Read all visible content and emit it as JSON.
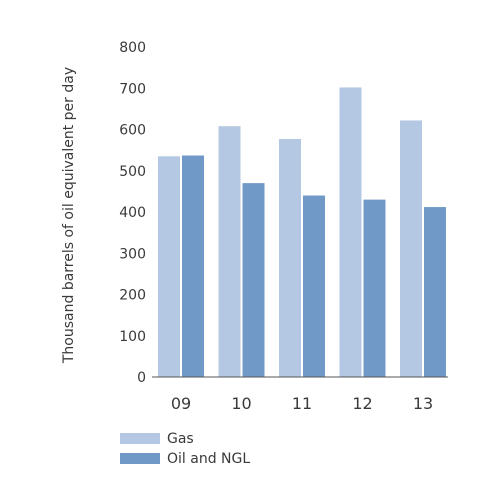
{
  "colors": {
    "gas": "#b4c7e3",
    "oil_ngl": "#7199c8",
    "axis": "#555555",
    "text": "#3a3a3a"
  },
  "chart_data": {
    "type": "bar",
    "title": "",
    "xlabel": "",
    "ylabel": "Thousand barrels of oil equivalent per day",
    "ylim": [
      0,
      800
    ],
    "yticks": [
      0,
      100,
      200,
      300,
      400,
      500,
      600,
      700,
      800
    ],
    "grid": false,
    "legend_position": "bottom-left",
    "categories": [
      "09",
      "10",
      "11",
      "12",
      "13"
    ],
    "series": [
      {
        "name": "Gas",
        "values": [
          535,
          608,
          577,
          702,
          622
        ]
      },
      {
        "name": "Oil and NGL",
        "values": [
          537,
          470,
          440,
          430,
          412
        ]
      }
    ]
  }
}
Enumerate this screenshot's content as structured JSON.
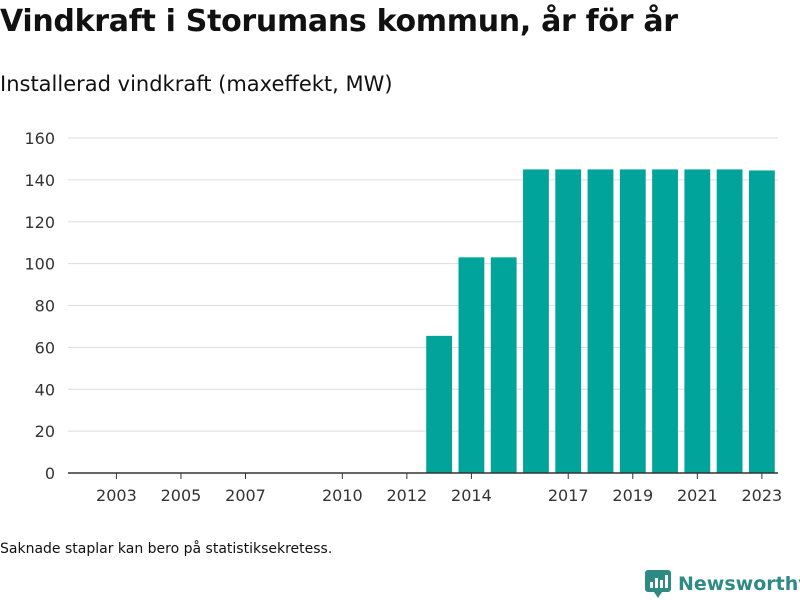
{
  "header": {
    "title": "Vindkraft i Storumans kommun, år för år",
    "subtitle": "Installerad vindkraft (maxeffekt, MW)"
  },
  "footer": {
    "note": "Saknade staplar kan bero på statistiksekretess.",
    "brand_name": "Newsworthy",
    "brand_icon": "newsworthy-logo-icon"
  },
  "colors": {
    "bar": "#00a49a",
    "grid": "#dddddd",
    "axis": "#333333",
    "brand": "#2e8b84"
  },
  "chart_data": {
    "type": "bar",
    "title": "Vindkraft i Storumans kommun, år för år",
    "subtitle": "Installerad vindkraft (maxeffekt, MW)",
    "x": [
      2002,
      2003,
      2004,
      2005,
      2006,
      2007,
      2008,
      2009,
      2010,
      2011,
      2012,
      2013,
      2014,
      2015,
      2016,
      2017,
      2018,
      2019,
      2020,
      2021,
      2022,
      2023
    ],
    "values": [
      0,
      0,
      0,
      0,
      0,
      0,
      0,
      0,
      0,
      0,
      0,
      65.5,
      103,
      103,
      145,
      145,
      145,
      145,
      145,
      145,
      145,
      144.5
    ],
    "x_tick_labels": [
      2003,
      2005,
      2007,
      2010,
      2012,
      2014,
      2017,
      2019,
      2021,
      2023
    ],
    "y_ticks": [
      0,
      20,
      40,
      60,
      80,
      100,
      120,
      140,
      160
    ],
    "ylim": [
      0,
      160
    ],
    "xlabel": "",
    "ylabel": "",
    "grid": true,
    "legend": "none"
  }
}
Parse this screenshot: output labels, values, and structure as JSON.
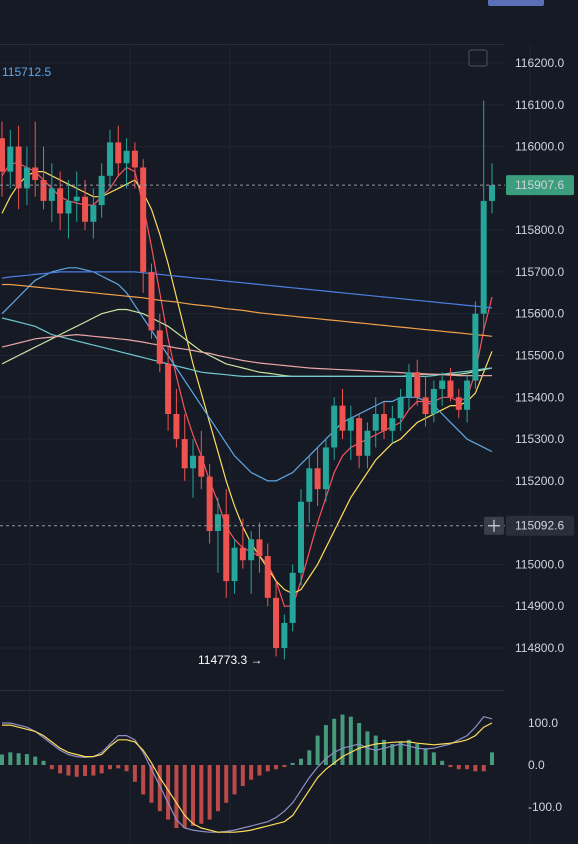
{
  "chart_data": {
    "type": "candlestick",
    "instrument_price_label": "115712.5",
    "price_axis": {
      "ticks": [
        "116200.0",
        "116100.0",
        "116000.0",
        "115900.0",
        "115800.0",
        "115700.0",
        "115600.0",
        "115500.0",
        "115400.0",
        "115300.0",
        "115200.0",
        "115100.0",
        "115000.0",
        "114900.0",
        "114800.0"
      ],
      "range": [
        114740,
        116270
      ]
    },
    "current_price_label": "115907.6",
    "crosshair_price_label": "115092.6",
    "low_marker": {
      "label": "114773.3 →",
      "value": 114773.3
    },
    "candles": [
      [
        116020,
        116060,
        115880,
        115940
      ],
      [
        115940,
        116040,
        115900,
        116000
      ],
      [
        116000,
        116050,
        115850,
        115900
      ],
      [
        115900,
        116000,
        115860,
        115950
      ],
      [
        115950,
        116060,
        115880,
        115920
      ],
      [
        115920,
        116000,
        115850,
        115870
      ],
      [
        115870,
        115960,
        115820,
        115900
      ],
      [
        115900,
        115940,
        115800,
        115840
      ],
      [
        115840,
        115920,
        115780,
        115870
      ],
      [
        115870,
        115940,
        115820,
        115880
      ],
      [
        115880,
        115920,
        115800,
        115820
      ],
      [
        115820,
        115900,
        115780,
        115860
      ],
      [
        115860,
        115960,
        115830,
        115930
      ],
      [
        115930,
        116040,
        115900,
        116010
      ],
      [
        116010,
        116050,
        115930,
        115960
      ],
      [
        115960,
        116020,
        115900,
        115990
      ],
      [
        115990,
        116010,
        115900,
        115950
      ],
      [
        115950,
        115970,
        115650,
        115700
      ],
      [
        115700,
        115720,
        115540,
        115560
      ],
      [
        115560,
        115600,
        115460,
        115480
      ],
      [
        115480,
        115520,
        115320,
        115360
      ],
      [
        115360,
        115420,
        115280,
        115300
      ],
      [
        115300,
        115360,
        115200,
        115230
      ],
      [
        115230,
        115300,
        115160,
        115260
      ],
      [
        115260,
        115320,
        115180,
        115210
      ],
      [
        115210,
        115240,
        115050,
        115080
      ],
      [
        115080,
        115160,
        114980,
        115120
      ],
      [
        115120,
        115180,
        114920,
        114960
      ],
      [
        114960,
        115060,
        114930,
        115040
      ],
      [
        115040,
        115110,
        114990,
        115010
      ],
      [
        115010,
        115080,
        114930,
        115060
      ],
      [
        115060,
        115100,
        114980,
        115020
      ],
      [
        115020,
        115050,
        114900,
        114920
      ],
      [
        114920,
        114960,
        114780,
        114800
      ],
      [
        114800,
        114880,
        114773,
        114860
      ],
      [
        114860,
        115000,
        114840,
        114980
      ],
      [
        114980,
        115180,
        114950,
        115150
      ],
      [
        115150,
        115260,
        115100,
        115230
      ],
      [
        115230,
        115280,
        115140,
        115180
      ],
      [
        115180,
        115300,
        115150,
        115280
      ],
      [
        115280,
        115400,
        115250,
        115380
      ],
      [
        115380,
        115420,
        115300,
        115320
      ],
      [
        115320,
        115380,
        115250,
        115350
      ],
      [
        115350,
        115360,
        115230,
        115260
      ],
      [
        115260,
        115340,
        115230,
        115320
      ],
      [
        115320,
        115400,
        115280,
        115360
      ],
      [
        115360,
        115390,
        115300,
        115320
      ],
      [
        115320,
        115380,
        115290,
        115350
      ],
      [
        115350,
        115420,
        115320,
        115400
      ],
      [
        115400,
        115480,
        115370,
        115460
      ],
      [
        115460,
        115490,
        115380,
        115400
      ],
      [
        115400,
        115450,
        115330,
        115360
      ],
      [
        115360,
        115440,
        115340,
        115420
      ],
      [
        115420,
        115460,
        115380,
        115440
      ],
      [
        115440,
        115470,
        115390,
        115400
      ],
      [
        115400,
        115420,
        115350,
        115370
      ],
      [
        115370,
        115460,
        115340,
        115440
      ],
      [
        115440,
        115630,
        115420,
        115600
      ],
      [
        115600,
        116110,
        115560,
        115870
      ],
      [
        115870,
        115960,
        115840,
        115907.6
      ]
    ],
    "moving_averages": [
      {
        "color": "#f7525f",
        "values": [
          115930,
          115960,
          115960,
          115950,
          115940,
          115920,
          115900,
          115880,
          115870,
          115865,
          115860,
          115860,
          115880,
          115900,
          115930,
          115950,
          115940,
          115860,
          115760,
          115650,
          115540,
          115450,
          115370,
          115310,
          115260,
          115200,
          115150,
          115090,
          115060,
          115040,
          115030,
          115020,
          115000,
          114960,
          114900,
          114900,
          114960,
          115030,
          115100,
          115160,
          115220,
          115260,
          115280,
          115290,
          115300,
          115310,
          115320,
          115330,
          115340,
          115370,
          115390,
          115390,
          115390,
          115400,
          115400,
          115390,
          115400,
          115460,
          115560,
          115640
        ]
      },
      {
        "color": "#fddc5c",
        "values": [
          115840,
          115880,
          115910,
          115930,
          115940,
          115940,
          115930,
          115920,
          115910,
          115900,
          115890,
          115880,
          115880,
          115890,
          115900,
          115910,
          115920,
          115890,
          115850,
          115790,
          115720,
          115640,
          115560,
          115480,
          115410,
          115340,
          115270,
          115200,
          115140,
          115090,
          115050,
          115020,
          114990,
          114960,
          114940,
          114930,
          114940,
          114970,
          115000,
          115040,
          115080,
          115120,
          115160,
          115190,
          115220,
          115250,
          115270,
          115290,
          115300,
          115320,
          115340,
          115350,
          115360,
          115370,
          115380,
          115380,
          115390,
          115410,
          115460,
          115510
        ]
      },
      {
        "color": "#5fa8e8",
        "values": [
          115600,
          115620,
          115640,
          115660,
          115680,
          115690,
          115700,
          115705,
          115710,
          115710,
          115705,
          115700,
          115690,
          115680,
          115670,
          115650,
          115620,
          115590,
          115560,
          115530,
          115500,
          115470,
          115440,
          115410,
          115380,
          115350,
          115320,
          115290,
          115260,
          115240,
          115220,
          115210,
          115200,
          115200,
          115210,
          115220,
          115240,
          115260,
          115280,
          115300,
          115320,
          115340,
          115350,
          115360,
          115370,
          115380,
          115390,
          115390,
          115400,
          115400,
          115400,
          115390,
          115380,
          115360,
          115340,
          115320,
          115300,
          115290,
          115280,
          115270
        ]
      },
      {
        "color": "#c8e6a0",
        "values": [
          115480,
          115490,
          115500,
          115510,
          115520,
          115530,
          115540,
          115550,
          115560,
          115570,
          115580,
          115590,
          115600,
          115605,
          115610,
          115610,
          115605,
          115600,
          115590,
          115580,
          115570,
          115555,
          115540,
          115525,
          115510,
          115500,
          115490,
          115480,
          115475,
          115470,
          115465,
          115460,
          115458,
          115455,
          115452,
          115450,
          115450,
          115450,
          115450,
          115450,
          115450,
          115450,
          115450,
          115450,
          115450,
          115450,
          115450,
          115450,
          115450,
          115452,
          115455,
          115455,
          115455,
          115455,
          115455,
          115455,
          115458,
          115462,
          115466,
          115470
        ]
      },
      {
        "color": "#6fc9cf",
        "values": [
          115590,
          115585,
          115580,
          115575,
          115570,
          115560,
          115550,
          115545,
          115540,
          115535,
          115530,
          115525,
          115520,
          115515,
          115510,
          115505,
          115500,
          115495,
          115490,
          115485,
          115480,
          115475,
          115470,
          115465,
          115460,
          115458,
          115456,
          115454,
          115452,
          115450,
          115450,
          115450,
          115450,
          115450,
          115450,
          115450,
          115450,
          115450,
          115450,
          115450,
          115450,
          115450,
          115450,
          115450,
          115450,
          115450,
          115450,
          115450,
          115450,
          115450,
          115450,
          115450,
          115452,
          115455,
          115458,
          115460,
          115462,
          115465,
          115468,
          115470
        ]
      },
      {
        "color": "#e8a6a6",
        "values": [
          115520,
          115525,
          115530,
          115535,
          115540,
          115542,
          115544,
          115546,
          115548,
          115550,
          115548,
          115546,
          115544,
          115542,
          115540,
          115538,
          115535,
          115532,
          115528,
          115525,
          115522,
          115518,
          115515,
          115512,
          115508,
          115505,
          115500,
          115496,
          115492,
          115488,
          115485,
          115482,
          115480,
          115478,
          115476,
          115474,
          115472,
          115470,
          115469,
          115468,
          115467,
          115466,
          115465,
          115464,
          115463,
          115462,
          115461,
          115460,
          115459,
          115458,
          115457,
          115456,
          115455,
          115454,
          115453,
          115452,
          115452,
          115452,
          115452,
          115452
        ]
      },
      {
        "color": "#f0a04b",
        "values": [
          115670,
          115670,
          115668,
          115666,
          115664,
          115662,
          115660,
          115658,
          115656,
          115654,
          115652,
          115650,
          115648,
          115646,
          115644,
          115642,
          115640,
          115638,
          115635,
          115632,
          115630,
          115628,
          115625,
          115622,
          115620,
          115618,
          115615,
          115612,
          115610,
          115608,
          115605,
          115602,
          115600,
          115598,
          115596,
          115594,
          115592,
          115590,
          115588,
          115586,
          115584,
          115582,
          115580,
          115578,
          115576,
          115574,
          115572,
          115570,
          115568,
          115566,
          115564,
          115562,
          115560,
          115558,
          115556,
          115554,
          115552,
          115550,
          115548,
          115546
        ]
      },
      {
        "color": "#4c7fe0",
        "values": [
          115685,
          115688,
          115690,
          115692,
          115694,
          115696,
          115698,
          115700,
          115700,
          115700,
          115700,
          115700,
          115700,
          115700,
          115700,
          115700,
          115700,
          115698,
          115696,
          115694,
          115692,
          115690,
          115688,
          115686,
          115684,
          115682,
          115680,
          115678,
          115676,
          115674,
          115672,
          115670,
          115668,
          115666,
          115664,
          115662,
          115660,
          115658,
          115656,
          115654,
          115652,
          115650,
          115648,
          115646,
          115644,
          115642,
          115640,
          115638,
          115636,
          115634,
          115632,
          115630,
          115628,
          115626,
          115624,
          115622,
          115620,
          115618,
          115616,
          115614
        ]
      }
    ],
    "oscillator": {
      "ticks": [
        "100.0",
        "0.0",
        "-100.0"
      ],
      "range": [
        -160,
        140
      ],
      "histogram": [
        25,
        30,
        28,
        26,
        20,
        10,
        -10,
        -20,
        -25,
        -28,
        -26,
        -25,
        -20,
        -10,
        -8,
        -15,
        -40,
        -70,
        -90,
        -110,
        -130,
        -150,
        -150,
        -145,
        -140,
        -130,
        -110,
        -90,
        -70,
        -50,
        -35,
        -25,
        -15,
        -10,
        -5,
        5,
        15,
        35,
        70,
        95,
        110,
        120,
        115,
        100,
        80,
        70,
        60,
        50,
        55,
        60,
        50,
        40,
        30,
        10,
        -5,
        -10,
        -10,
        -15,
        -15,
        30
      ],
      "line_fast": [
        95,
        95,
        90,
        85,
        80,
        70,
        55,
        40,
        30,
        25,
        20,
        20,
        25,
        45,
        60,
        60,
        55,
        35,
        5,
        -30,
        -60,
        -90,
        -120,
        -140,
        -150,
        -155,
        -160,
        -160,
        -160,
        -158,
        -155,
        -150,
        -145,
        -140,
        -135,
        -120,
        -90,
        -60,
        -30,
        -10,
        5,
        20,
        30,
        40,
        45,
        50,
        52,
        54,
        55,
        55,
        52,
        50,
        48,
        50,
        52,
        55,
        60,
        70,
        90,
        100
      ],
      "line_slow": [
        100,
        100,
        95,
        90,
        80,
        65,
        50,
        35,
        25,
        20,
        18,
        20,
        30,
        50,
        70,
        70,
        60,
        30,
        -10,
        -50,
        -90,
        -130,
        -150,
        -155,
        -158,
        -160,
        -160,
        -158,
        -155,
        -150,
        -145,
        -140,
        -135,
        -125,
        -110,
        -90,
        -60,
        -30,
        -5,
        15,
        30,
        40,
        45,
        50,
        40,
        35,
        40,
        45,
        50,
        45,
        40,
        38,
        40,
        45,
        50,
        60,
        70,
        90,
        115,
        110
      ]
    }
  },
  "colors": {
    "background": "#161a25",
    "grid": "#1f2433",
    "up": "#26a69a",
    "down": "#ef5350",
    "current_label_bg": "#3b9e7d",
    "crosshair": "#9598a1"
  }
}
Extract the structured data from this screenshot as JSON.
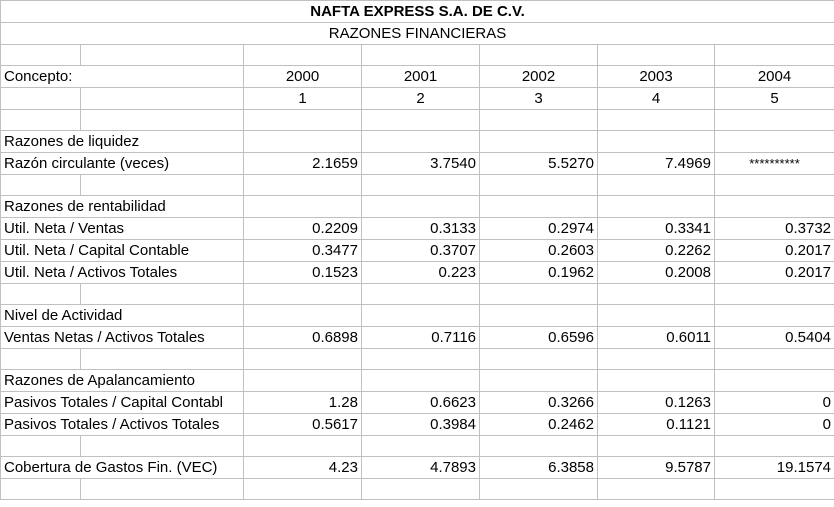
{
  "sheet": {
    "title": "NAFTA EXPRESS S.A. DE C.V.",
    "subtitle": "RAZONES FINANCIERAS",
    "concept_label": "Concepto:",
    "years": [
      "2000",
      "2001",
      "2002",
      "2003",
      "2004"
    ],
    "periods": [
      "1",
      "2",
      "3",
      "4",
      "5"
    ],
    "sections": {
      "liquidez": {
        "heading": "Razones de liquidez",
        "rows": [
          {
            "label": "Razón circulante (veces)",
            "values": [
              "2.1659",
              "3.7540",
              "5.5270",
              "7.4969",
              "**********"
            ]
          }
        ]
      },
      "rentabilidad": {
        "heading": "Razones de rentabilidad",
        "rows": [
          {
            "label": "Util. Neta / Ventas",
            "values": [
              "0.2209",
              "0.3133",
              "0.2974",
              "0.3341",
              "0.3732"
            ]
          },
          {
            "label": "Util. Neta / Capital Contable",
            "values": [
              "0.3477",
              "0.3707",
              "0.2603",
              "0.2262",
              "0.2017"
            ]
          },
          {
            "label": "Util. Neta / Activos Totales",
            "values": [
              "0.1523",
              "0.223",
              "0.1962",
              "0.2008",
              "0.2017"
            ]
          }
        ]
      },
      "actividad": {
        "heading": "Nivel de Actividad",
        "rows": [
          {
            "label": "Ventas Netas / Activos Totales",
            "values": [
              "0.6898",
              "0.7116",
              "0.6596",
              "0.6011",
              "0.5404"
            ]
          }
        ]
      },
      "apalancamiento": {
        "heading": "Razones de Apalancamiento",
        "rows": [
          {
            "label": "Pasivos Totales / Capital Contabl",
            "values": [
              "1.28",
              "0.6623",
              "0.3266",
              "0.1263",
              "0"
            ]
          },
          {
            "label": "Pasivos Totales / Activos Totales",
            "values": [
              "0.5617",
              "0.3984",
              "0.2462",
              "0.1121",
              "0"
            ]
          }
        ]
      },
      "cobertura": {
        "rows": [
          {
            "label": "Cobertura de Gastos Fin. (VEC)",
            "values": [
              "4.23",
              "4.7893",
              "6.3858",
              "9.5787",
              "19.1574"
            ]
          }
        ]
      }
    }
  }
}
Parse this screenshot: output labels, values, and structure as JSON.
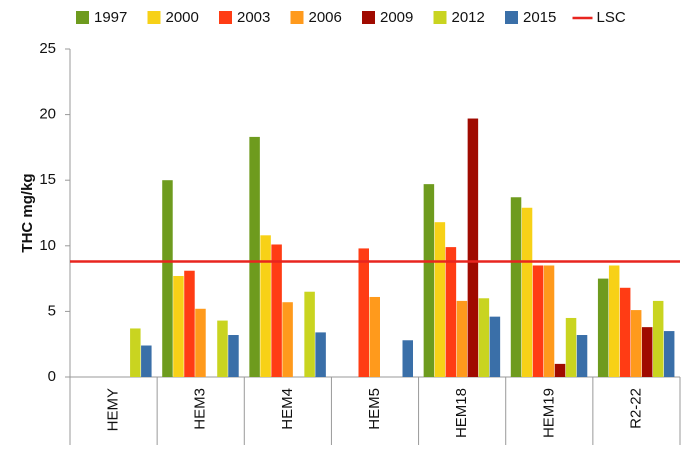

:: TASK DETAILS ::
Determine how many lines in the records contain "heading", and reply with the number only.

:: WRITTEN REPLY ::
4